**What this task involves**:
Return the complete listing that follows, with each line reproduced exactly.

**Listing**:
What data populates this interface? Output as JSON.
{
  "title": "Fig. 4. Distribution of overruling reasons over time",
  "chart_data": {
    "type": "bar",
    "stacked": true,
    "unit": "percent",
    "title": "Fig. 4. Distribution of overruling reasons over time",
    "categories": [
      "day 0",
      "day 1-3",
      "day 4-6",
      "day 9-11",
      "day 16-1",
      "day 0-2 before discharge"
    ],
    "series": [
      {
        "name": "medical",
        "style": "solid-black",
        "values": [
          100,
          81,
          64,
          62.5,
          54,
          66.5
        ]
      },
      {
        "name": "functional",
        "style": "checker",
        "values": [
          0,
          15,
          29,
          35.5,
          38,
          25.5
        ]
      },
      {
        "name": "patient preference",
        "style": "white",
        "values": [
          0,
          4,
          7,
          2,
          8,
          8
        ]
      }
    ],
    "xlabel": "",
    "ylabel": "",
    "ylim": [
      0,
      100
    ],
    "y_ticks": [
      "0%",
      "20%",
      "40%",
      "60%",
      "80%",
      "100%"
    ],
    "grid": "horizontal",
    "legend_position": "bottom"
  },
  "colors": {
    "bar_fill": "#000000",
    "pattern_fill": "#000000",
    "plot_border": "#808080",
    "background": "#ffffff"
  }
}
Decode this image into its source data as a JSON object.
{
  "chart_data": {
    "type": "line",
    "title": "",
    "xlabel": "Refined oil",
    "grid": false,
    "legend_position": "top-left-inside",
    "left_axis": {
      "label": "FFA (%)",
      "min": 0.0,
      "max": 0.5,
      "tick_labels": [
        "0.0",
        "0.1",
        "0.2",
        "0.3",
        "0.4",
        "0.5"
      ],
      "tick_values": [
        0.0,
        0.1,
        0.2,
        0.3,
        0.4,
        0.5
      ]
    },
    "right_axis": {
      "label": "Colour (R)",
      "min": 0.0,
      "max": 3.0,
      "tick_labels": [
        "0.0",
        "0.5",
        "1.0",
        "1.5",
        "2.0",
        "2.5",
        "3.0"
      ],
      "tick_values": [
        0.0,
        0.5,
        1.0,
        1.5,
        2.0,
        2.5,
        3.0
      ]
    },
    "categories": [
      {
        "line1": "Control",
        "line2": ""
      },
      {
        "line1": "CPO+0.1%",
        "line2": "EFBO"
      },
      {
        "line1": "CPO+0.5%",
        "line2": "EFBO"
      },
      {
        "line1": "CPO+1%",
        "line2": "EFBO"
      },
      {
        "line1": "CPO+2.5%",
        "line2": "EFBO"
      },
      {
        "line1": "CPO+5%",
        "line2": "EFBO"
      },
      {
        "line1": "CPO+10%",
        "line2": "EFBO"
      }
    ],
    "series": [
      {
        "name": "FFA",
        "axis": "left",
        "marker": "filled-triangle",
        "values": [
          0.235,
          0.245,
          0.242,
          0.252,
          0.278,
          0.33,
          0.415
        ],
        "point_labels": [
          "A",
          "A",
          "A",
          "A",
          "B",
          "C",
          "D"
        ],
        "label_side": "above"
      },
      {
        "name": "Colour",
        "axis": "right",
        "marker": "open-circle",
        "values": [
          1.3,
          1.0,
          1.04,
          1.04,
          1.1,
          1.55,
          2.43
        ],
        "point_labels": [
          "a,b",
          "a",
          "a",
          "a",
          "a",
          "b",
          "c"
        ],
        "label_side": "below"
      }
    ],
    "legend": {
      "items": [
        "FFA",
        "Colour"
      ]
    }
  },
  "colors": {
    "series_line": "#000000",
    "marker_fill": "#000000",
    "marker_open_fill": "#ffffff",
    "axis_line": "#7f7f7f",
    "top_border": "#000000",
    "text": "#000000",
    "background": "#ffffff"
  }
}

**Output below**:
What data populates this interface? Output as JSON.
{
  "title": "Fig. 4. Distribution of overruling reasons over time",
  "chart_data": {
    "type": "bar",
    "stacked": true,
    "unit": "percent",
    "title": "Fig. 4. Distribution of overruling reasons over time",
    "categories": [
      "day 0",
      "day 1-3",
      "day 4-6",
      "day 9-11",
      "day 16-1",
      "day 0-2 before discharge"
    ],
    "series": [
      {
        "name": "medical",
        "style": "solid-black",
        "values": [
          100,
          81,
          64,
          62.5,
          54,
          66.5
        ]
      },
      {
        "name": "functional",
        "style": "checker",
        "values": [
          0,
          15,
          29,
          35.5,
          38,
          25.5
        ]
      },
      {
        "name": "patient preference",
        "style": "white",
        "values": [
          0,
          4,
          7,
          2,
          8,
          8
        ]
      }
    ],
    "xlabel": "",
    "ylabel": "",
    "ylim": [
      0,
      100
    ],
    "y_ticks": [
      "0%",
      "20%",
      "40%",
      "60%",
      "80%",
      "100%"
    ],
    "grid": "horizontal",
    "legend_position": "bottom"
  },
  "colors": {
    "bar_fill": "#000000",
    "pattern_fill": "#000000",
    "plot_border": "#808080",
    "background": "#ffffff"
  }
}
Decode this image into its source data as a JSON object.
{
  "chart_data": {
    "type": "line",
    "title": "",
    "xlabel": "Refined oil",
    "grid": false,
    "legend_position": "top-left-inside",
    "left_axis": {
      "label": "FFA (%)",
      "min": 0.0,
      "max": 0.5,
      "tick_labels": [
        "0.0",
        "0.1",
        "0.2",
        "0.3",
        "0.4",
        "0.5"
      ],
      "tick_values": [
        0.0,
        0.1,
        0.2,
        0.3,
        0.4,
        0.5
      ]
    },
    "right_axis": {
      "label": "Colour (R)",
      "min": 0.0,
      "max": 3.0,
      "tick_labels": [
        "0.0",
        "0.5",
        "1.0",
        "1.5",
        "2.0",
        "2.5",
        "3.0"
      ],
      "tick_values": [
        0.0,
        0.5,
        1.0,
        1.5,
        2.0,
        2.5,
        3.0
      ]
    },
    "categories": [
      {
        "line1": "Control",
        "line2": ""
      },
      {
        "line1": "CPO+0.1%",
        "line2": "EFBO"
      },
      {
        "line1": "CPO+0.5%",
        "line2": "EFBO"
      },
      {
        "line1": "CPO+1%",
        "line2": "EFBO"
      },
      {
        "line1": "CPO+2.5%",
        "line2": "EFBO"
      },
      {
        "line1": "CPO+5%",
        "line2": "EFBO"
      },
      {
        "line1": "CPO+10%",
        "line2": "EFBO"
      }
    ],
    "series": [
      {
        "name": "FFA",
        "axis": "left",
        "marker": "filled-triangle",
        "values": [
          0.235,
          0.245,
          0.242,
          0.252,
          0.278,
          0.33,
          0.415
        ],
        "point_labels": [
          "A",
          "A",
          "A",
          "A",
          "B",
          "C",
          "D"
        ],
        "label_side": "above"
      },
      {
        "name": "Colour",
        "axis": "right",
        "marker": "open-circle",
        "values": [
          1.3,
          1.0,
          1.04,
          1.04,
          1.1,
          1.55,
          2.43
        ],
        "point_labels": [
          "a,b",
          "a",
          "a",
          "a",
          "a",
          "b",
          "c"
        ],
        "label_side": "below"
      }
    ],
    "legend": {
      "items": [
        "FFA",
        "Colour"
      ]
    }
  },
  "colors": {
    "series_line": "#000000",
    "marker_fill": "#000000",
    "marker_open_fill": "#ffffff",
    "axis_line": "#7f7f7f",
    "top_border": "#000000",
    "text": "#000000",
    "background": "#ffffff"
  }
}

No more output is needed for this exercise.